>> START
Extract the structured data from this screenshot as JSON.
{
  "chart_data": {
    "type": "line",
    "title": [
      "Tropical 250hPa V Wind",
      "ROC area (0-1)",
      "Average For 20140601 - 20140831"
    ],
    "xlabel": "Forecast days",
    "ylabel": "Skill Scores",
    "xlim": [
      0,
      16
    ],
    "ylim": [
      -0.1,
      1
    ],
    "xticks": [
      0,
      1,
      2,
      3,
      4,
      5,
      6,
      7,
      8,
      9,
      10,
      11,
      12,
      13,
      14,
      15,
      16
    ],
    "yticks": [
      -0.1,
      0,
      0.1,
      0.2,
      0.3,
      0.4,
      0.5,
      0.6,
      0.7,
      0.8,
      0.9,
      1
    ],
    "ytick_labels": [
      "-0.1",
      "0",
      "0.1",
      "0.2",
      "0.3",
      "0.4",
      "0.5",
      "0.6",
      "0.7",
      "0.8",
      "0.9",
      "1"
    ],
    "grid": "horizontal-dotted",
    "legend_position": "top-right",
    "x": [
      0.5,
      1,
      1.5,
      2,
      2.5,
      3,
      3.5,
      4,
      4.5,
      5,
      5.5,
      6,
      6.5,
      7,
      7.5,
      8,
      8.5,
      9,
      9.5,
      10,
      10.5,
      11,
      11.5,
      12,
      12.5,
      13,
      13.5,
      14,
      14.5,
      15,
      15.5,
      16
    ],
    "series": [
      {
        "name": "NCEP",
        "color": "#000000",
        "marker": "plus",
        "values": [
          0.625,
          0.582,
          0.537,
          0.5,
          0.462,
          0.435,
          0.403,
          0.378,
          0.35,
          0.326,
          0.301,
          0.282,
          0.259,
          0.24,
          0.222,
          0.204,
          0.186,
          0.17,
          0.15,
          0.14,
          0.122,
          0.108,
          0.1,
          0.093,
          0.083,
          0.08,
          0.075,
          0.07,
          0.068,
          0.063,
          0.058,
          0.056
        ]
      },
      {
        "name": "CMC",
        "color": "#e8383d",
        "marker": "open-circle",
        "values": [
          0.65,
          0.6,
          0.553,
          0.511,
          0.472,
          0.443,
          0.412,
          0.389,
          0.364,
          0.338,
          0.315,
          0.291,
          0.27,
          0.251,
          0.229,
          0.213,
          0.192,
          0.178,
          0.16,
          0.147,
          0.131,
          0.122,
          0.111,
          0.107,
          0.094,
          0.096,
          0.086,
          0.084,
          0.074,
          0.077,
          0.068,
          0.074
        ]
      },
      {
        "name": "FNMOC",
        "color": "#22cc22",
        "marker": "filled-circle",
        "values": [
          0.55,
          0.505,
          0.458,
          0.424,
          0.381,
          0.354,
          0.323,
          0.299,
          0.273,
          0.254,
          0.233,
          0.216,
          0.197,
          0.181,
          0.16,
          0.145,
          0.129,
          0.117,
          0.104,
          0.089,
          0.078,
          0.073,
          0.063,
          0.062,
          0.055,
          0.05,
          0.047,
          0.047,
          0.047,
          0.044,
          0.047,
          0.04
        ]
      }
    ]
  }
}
>> END
Take the entries above and transcribe them in full.

**Full response:**
Extract the structured data from this screenshot as JSON.
{
  "chart_data": {
    "type": "line",
    "title": [
      "Tropical 250hPa V Wind",
      "ROC area (0-1)",
      "Average For 20140601 - 20140831"
    ],
    "xlabel": "Forecast days",
    "ylabel": "Skill Scores",
    "xlim": [
      0,
      16
    ],
    "ylim": [
      -0.1,
      1
    ],
    "xticks": [
      0,
      1,
      2,
      3,
      4,
      5,
      6,
      7,
      8,
      9,
      10,
      11,
      12,
      13,
      14,
      15,
      16
    ],
    "yticks": [
      -0.1,
      0,
      0.1,
      0.2,
      0.3,
      0.4,
      0.5,
      0.6,
      0.7,
      0.8,
      0.9,
      1
    ],
    "ytick_labels": [
      "-0.1",
      "0",
      "0.1",
      "0.2",
      "0.3",
      "0.4",
      "0.5",
      "0.6",
      "0.7",
      "0.8",
      "0.9",
      "1"
    ],
    "grid": "horizontal-dotted",
    "legend_position": "top-right",
    "x": [
      0.5,
      1,
      1.5,
      2,
      2.5,
      3,
      3.5,
      4,
      4.5,
      5,
      5.5,
      6,
      6.5,
      7,
      7.5,
      8,
      8.5,
      9,
      9.5,
      10,
      10.5,
      11,
      11.5,
      12,
      12.5,
      13,
      13.5,
      14,
      14.5,
      15,
      15.5,
      16
    ],
    "series": [
      {
        "name": "NCEP",
        "color": "#000000",
        "marker": "plus",
        "values": [
          0.625,
          0.582,
          0.537,
          0.5,
          0.462,
          0.435,
          0.403,
          0.378,
          0.35,
          0.326,
          0.301,
          0.282,
          0.259,
          0.24,
          0.222,
          0.204,
          0.186,
          0.17,
          0.15,
          0.14,
          0.122,
          0.108,
          0.1,
          0.093,
          0.083,
          0.08,
          0.075,
          0.07,
          0.068,
          0.063,
          0.058,
          0.056
        ]
      },
      {
        "name": "CMC",
        "color": "#e8383d",
        "marker": "open-circle",
        "values": [
          0.65,
          0.6,
          0.553,
          0.511,
          0.472,
          0.443,
          0.412,
          0.389,
          0.364,
          0.338,
          0.315,
          0.291,
          0.27,
          0.251,
          0.229,
          0.213,
          0.192,
          0.178,
          0.16,
          0.147,
          0.131,
          0.122,
          0.111,
          0.107,
          0.094,
          0.096,
          0.086,
          0.084,
          0.074,
          0.077,
          0.068,
          0.074
        ]
      },
      {
        "name": "FNMOC",
        "color": "#22cc22",
        "marker": "filled-circle",
        "values": [
          0.55,
          0.505,
          0.458,
          0.424,
          0.381,
          0.354,
          0.323,
          0.299,
          0.273,
          0.254,
          0.233,
          0.216,
          0.197,
          0.181,
          0.16,
          0.145,
          0.129,
          0.117,
          0.104,
          0.089,
          0.078,
          0.073,
          0.063,
          0.062,
          0.055,
          0.05,
          0.047,
          0.047,
          0.047,
          0.044,
          0.047,
          0.04
        ]
      }
    ]
  }
}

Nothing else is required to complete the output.